— start of RECORD LIST —

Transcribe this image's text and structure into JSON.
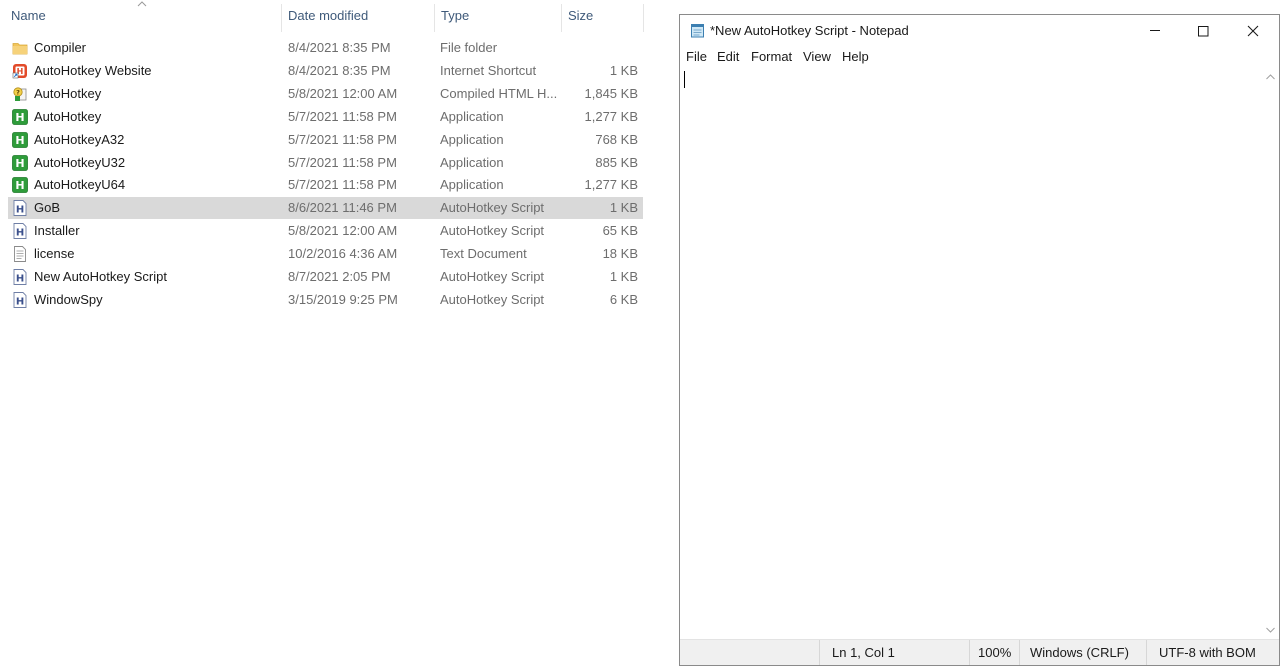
{
  "explorer": {
    "columns": {
      "name": "Name",
      "date": "Date modified",
      "type": "Type",
      "size": "Size"
    },
    "files": [
      {
        "name": "Compiler",
        "date": "8/4/2021 8:35 PM",
        "type": "File folder",
        "size": "",
        "icon": "folder-icon",
        "selected": false
      },
      {
        "name": "AutoHotkey Website",
        "date": "8/4/2021 8:35 PM",
        "type": "Internet Shortcut",
        "size": "1 KB",
        "icon": "internet-shortcut-icon",
        "selected": false
      },
      {
        "name": "AutoHotkey",
        "date": "5/8/2021 12:00 AM",
        "type": "Compiled HTML H...",
        "size": "1,845 KB",
        "icon": "chm-help-icon",
        "selected": false
      },
      {
        "name": "AutoHotkey",
        "date": "5/7/2021 11:58 PM",
        "type": "Application",
        "size": "1,277 KB",
        "icon": "autohotkey-app-icon",
        "selected": false
      },
      {
        "name": "AutoHotkeyA32",
        "date": "5/7/2021 11:58 PM",
        "type": "Application",
        "size": "768 KB",
        "icon": "autohotkey-app-icon",
        "selected": false
      },
      {
        "name": "AutoHotkeyU32",
        "date": "5/7/2021 11:58 PM",
        "type": "Application",
        "size": "885 KB",
        "icon": "autohotkey-app-icon",
        "selected": false
      },
      {
        "name": "AutoHotkeyU64",
        "date": "5/7/2021 11:58 PM",
        "type": "Application",
        "size": "1,277 KB",
        "icon": "autohotkey-app-icon",
        "selected": false
      },
      {
        "name": "GoB",
        "date": "8/6/2021 11:46 PM",
        "type": "AutoHotkey Script",
        "size": "1 KB",
        "icon": "ahk-script-icon",
        "selected": true
      },
      {
        "name": "Installer",
        "date": "5/8/2021 12:00 AM",
        "type": "AutoHotkey Script",
        "size": "65 KB",
        "icon": "ahk-script-icon",
        "selected": false
      },
      {
        "name": "license",
        "date": "10/2/2016 4:36 AM",
        "type": "Text Document",
        "size": "18 KB",
        "icon": "text-document-icon",
        "selected": false
      },
      {
        "name": "New AutoHotkey Script",
        "date": "8/7/2021 2:05 PM",
        "type": "AutoHotkey Script",
        "size": "1 KB",
        "icon": "ahk-script-icon",
        "selected": false
      },
      {
        "name": "WindowSpy",
        "date": "3/15/2019 9:25 PM",
        "type": "AutoHotkey Script",
        "size": "6 KB",
        "icon": "ahk-script-icon",
        "selected": false
      }
    ]
  },
  "notepad": {
    "title": "*New AutoHotkey Script - Notepad",
    "menu": [
      "File",
      "Edit",
      "Format",
      "View",
      "Help"
    ],
    "content": "",
    "status": {
      "position": "Ln 1, Col 1",
      "zoom": "100%",
      "line_ending": "Windows (CRLF)",
      "encoding": "UTF-8 with BOM"
    }
  },
  "colors": {
    "header_text": "#3f5a7a",
    "selected_row": "#d9d9d9",
    "ahk_green": "#2e9c3a",
    "folder_yellow": "#f2c55c"
  }
}
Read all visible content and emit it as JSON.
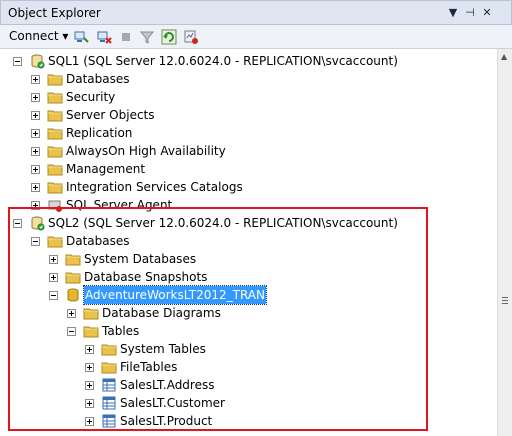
{
  "window": {
    "title": "Object Explorer",
    "controls": [
      "▼",
      "⊣",
      "✕"
    ]
  },
  "toolbar": {
    "connect_label": "Connect ▾"
  },
  "tree": [
    {
      "label": "SQL1 (SQL Server 12.0.6024.0 - REPLICATION\\svcaccount)",
      "icon": "server-icon",
      "expander": "minus",
      "level": 0
    },
    {
      "label": "Databases",
      "icon": "folder-icon",
      "expander": "plus",
      "level": 1
    },
    {
      "label": "Security",
      "icon": "folder-icon",
      "expander": "plus",
      "level": 1
    },
    {
      "label": "Server Objects",
      "icon": "folder-icon",
      "expander": "plus",
      "level": 1
    },
    {
      "label": "Replication",
      "icon": "folder-icon",
      "expander": "plus",
      "level": 1
    },
    {
      "label": "AlwaysOn High Availability",
      "icon": "folder-icon",
      "expander": "plus",
      "level": 1
    },
    {
      "label": "Management",
      "icon": "folder-icon",
      "expander": "plus",
      "level": 1
    },
    {
      "label": "Integration Services Catalogs",
      "icon": "folder-icon",
      "expander": "plus",
      "level": 1
    },
    {
      "label": "SQL Server Agent",
      "icon": "agent-icon",
      "expander": "plus",
      "level": 1
    },
    {
      "label": "SQL2 (SQL Server 12.0.6024.0 - REPLICATION\\svcaccount)",
      "icon": "server-icon",
      "expander": "minus",
      "level": 0
    },
    {
      "label": "Databases",
      "icon": "folder-icon",
      "expander": "minus",
      "level": 1
    },
    {
      "label": "System Databases",
      "icon": "folder-icon",
      "expander": "plus",
      "level": 2
    },
    {
      "label": "Database Snapshots",
      "icon": "folder-icon",
      "expander": "plus",
      "level": 2
    },
    {
      "label": "AdventureWorksLT2012_TRAN",
      "icon": "database-icon",
      "expander": "minus",
      "level": 2,
      "selected": true
    },
    {
      "label": "Database Diagrams",
      "icon": "folder-icon",
      "expander": "plus",
      "level": 3
    },
    {
      "label": "Tables",
      "icon": "folder-icon",
      "expander": "minus",
      "level": 3
    },
    {
      "label": "System Tables",
      "icon": "folder-icon",
      "expander": "plus",
      "level": 4
    },
    {
      "label": "FileTables",
      "icon": "folder-icon",
      "expander": "plus",
      "level": 4
    },
    {
      "label": "SalesLT.Address",
      "icon": "table-icon",
      "expander": "plus",
      "level": 4
    },
    {
      "label": "SalesLT.Customer",
      "icon": "table-icon",
      "expander": "plus",
      "level": 4
    },
    {
      "label": "SalesLT.Product",
      "icon": "table-icon",
      "expander": "plus",
      "level": 4
    }
  ],
  "colors": {
    "highlight_box": "#e4141c",
    "selection": "#3399ff",
    "folder": "#e8c24a"
  }
}
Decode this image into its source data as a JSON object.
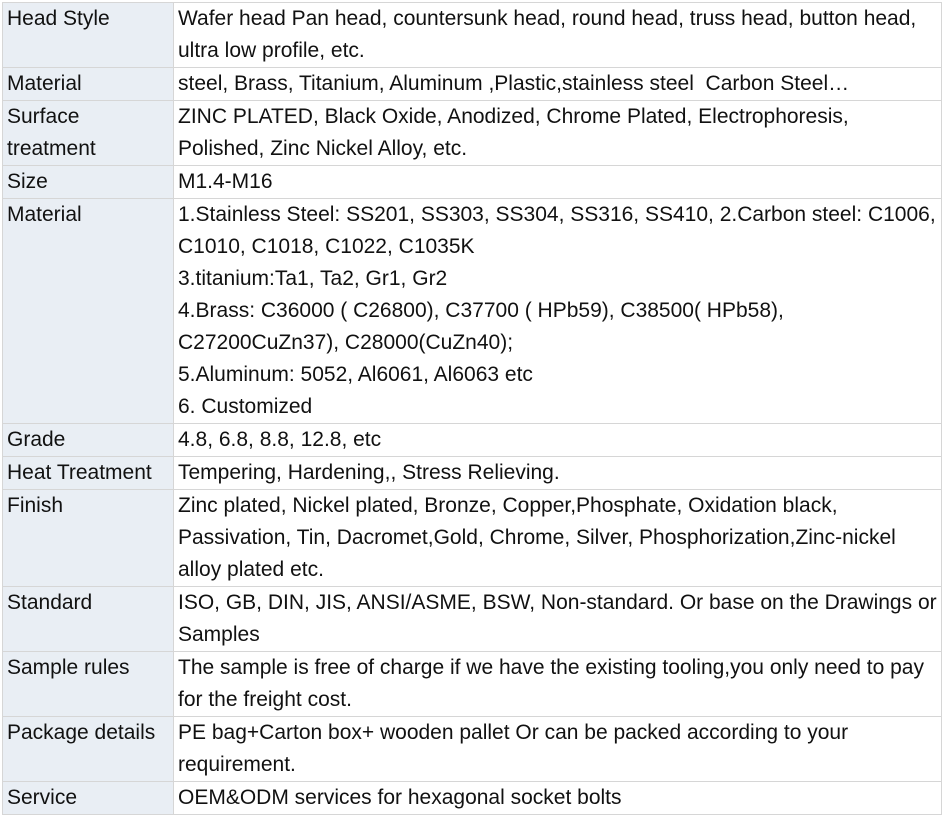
{
  "rows": [
    {
      "label": "Head Style",
      "lines": [
        "Wafer head Pan head, countersunk head, round head, truss head, button head, ultra low profile, etc."
      ]
    },
    {
      "label": "Material",
      "lines": [
        "steel, Brass, Titanium, Aluminum ,Plastic,stainless steel  Carbon Steel…"
      ]
    },
    {
      "label": "Surface treatment",
      "lines": [
        "ZINC PLATED, Black Oxide, Anodized, Chrome Plated, Electrophoresis, Polished, Zinc Nickel Alloy, etc."
      ]
    },
    {
      "label": "Size",
      "lines": [
        "M1.4-M16"
      ]
    },
    {
      "label": "Material",
      "lines": [
        "1.Stainless Steel: SS201, SS303, SS304, SS316, SS410, 2.Carbon steel: C1006, C1010, C1018, C1022, C1035K",
        "3.titanium:Ta1, Ta2, Gr1, Gr2",
        "4.Brass: C36000 ( C26800), C37700 ( HPb59), C38500( HPb58), C27200CuZn37), C28000(CuZn40);",
        "5.Aluminum: 5052, Al6061, Al6063 etc",
        "6. Customized"
      ]
    },
    {
      "label": "Grade",
      "lines": [
        "4.8, 6.8, 8.8, 12.8, etc"
      ]
    },
    {
      "label": "Heat Treatment",
      "lines": [
        "Tempering, Hardening,, Stress Relieving."
      ]
    },
    {
      "label": "Finish",
      "lines": [
        "Zinc plated, Nickel plated, Bronze, Copper,Phosphate, Oxidation black, Passivation, Tin, Dacromet,Gold, Chrome, Silver, Phosphorization,Zinc-nickel alloy plated etc."
      ]
    },
    {
      "label": "Standard",
      "lines": [
        "ISO, GB, DIN, JIS, ANSI/ASME, BSW, Non-standard. Or base on the Drawings or Samples"
      ]
    },
    {
      "label": "Sample rules",
      "lines": [
        "The sample is free of charge if we have the existing tooling,you only need to pay for the freight cost."
      ]
    },
    {
      "label": "Package details",
      "lines": [
        "PE bag+Carton box+ wooden pallet Or can be packed according to your requirement."
      ]
    },
    {
      "label": "Service",
      "lines": [
        "OEM&ODM services for hexagonal socket bolts"
      ]
    }
  ]
}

— end of RECORD LIST —

■ TASK BRIEF ■
Identify and copy lines that hold the string "content".

■ OUTPUT OF THE EXERCISE ■
    "content": "",
Read all visible content and emit it as JSON.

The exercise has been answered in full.